>> START Excerpted data

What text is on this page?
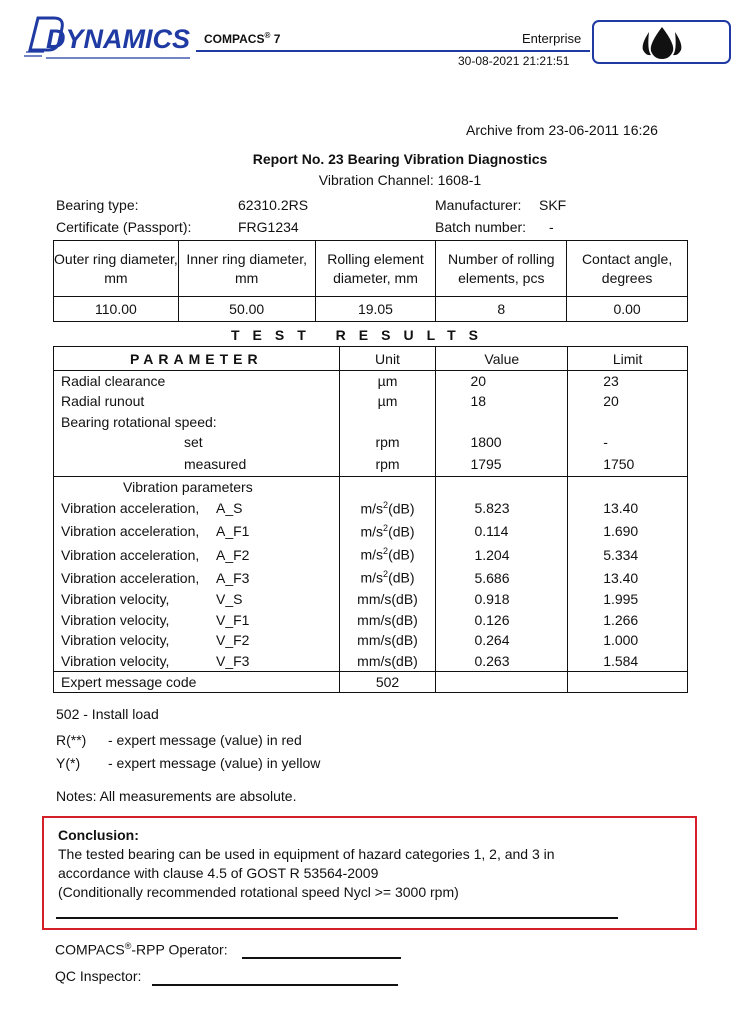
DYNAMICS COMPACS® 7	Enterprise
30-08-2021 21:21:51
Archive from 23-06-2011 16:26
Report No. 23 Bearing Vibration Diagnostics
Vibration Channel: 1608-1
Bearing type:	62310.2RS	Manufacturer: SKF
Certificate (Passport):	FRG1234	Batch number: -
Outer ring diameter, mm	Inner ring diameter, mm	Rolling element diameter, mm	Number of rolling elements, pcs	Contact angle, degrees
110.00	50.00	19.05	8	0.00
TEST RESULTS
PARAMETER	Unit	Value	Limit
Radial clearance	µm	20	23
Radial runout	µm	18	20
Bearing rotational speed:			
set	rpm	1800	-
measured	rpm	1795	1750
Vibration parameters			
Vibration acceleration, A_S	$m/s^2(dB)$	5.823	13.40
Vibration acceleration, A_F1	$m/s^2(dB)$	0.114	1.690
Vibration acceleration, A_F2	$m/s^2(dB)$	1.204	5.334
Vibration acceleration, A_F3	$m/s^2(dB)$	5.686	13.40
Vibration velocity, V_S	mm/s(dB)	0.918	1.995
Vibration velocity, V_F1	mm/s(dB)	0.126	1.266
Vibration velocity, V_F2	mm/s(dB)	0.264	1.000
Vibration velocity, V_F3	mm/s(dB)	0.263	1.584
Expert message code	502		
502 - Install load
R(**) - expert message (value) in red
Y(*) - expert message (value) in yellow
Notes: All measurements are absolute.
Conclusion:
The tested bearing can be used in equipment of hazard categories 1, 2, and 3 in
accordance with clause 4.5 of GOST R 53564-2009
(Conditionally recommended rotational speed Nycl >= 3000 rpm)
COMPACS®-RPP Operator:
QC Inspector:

>> END Excerpted data
>> START Excerpted data

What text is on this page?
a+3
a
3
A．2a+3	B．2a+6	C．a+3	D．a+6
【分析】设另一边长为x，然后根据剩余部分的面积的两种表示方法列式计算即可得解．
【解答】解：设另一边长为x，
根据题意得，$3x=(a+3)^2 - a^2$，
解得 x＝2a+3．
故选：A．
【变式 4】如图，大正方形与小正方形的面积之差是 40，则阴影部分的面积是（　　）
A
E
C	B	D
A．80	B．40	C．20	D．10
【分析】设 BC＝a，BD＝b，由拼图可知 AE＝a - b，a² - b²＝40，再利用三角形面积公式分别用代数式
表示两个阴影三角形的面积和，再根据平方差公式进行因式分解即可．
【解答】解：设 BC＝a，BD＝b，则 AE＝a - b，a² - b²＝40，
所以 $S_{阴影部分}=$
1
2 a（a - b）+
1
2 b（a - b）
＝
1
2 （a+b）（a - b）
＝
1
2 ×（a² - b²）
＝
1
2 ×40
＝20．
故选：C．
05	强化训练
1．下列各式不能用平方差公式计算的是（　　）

>> END Excerpted data

- **Job**
Find the word "Radial" in the data and copy out each line where it turns up.

- **Answer below**
Radial clearance	µm	20	23
Radial runout	µm	18	20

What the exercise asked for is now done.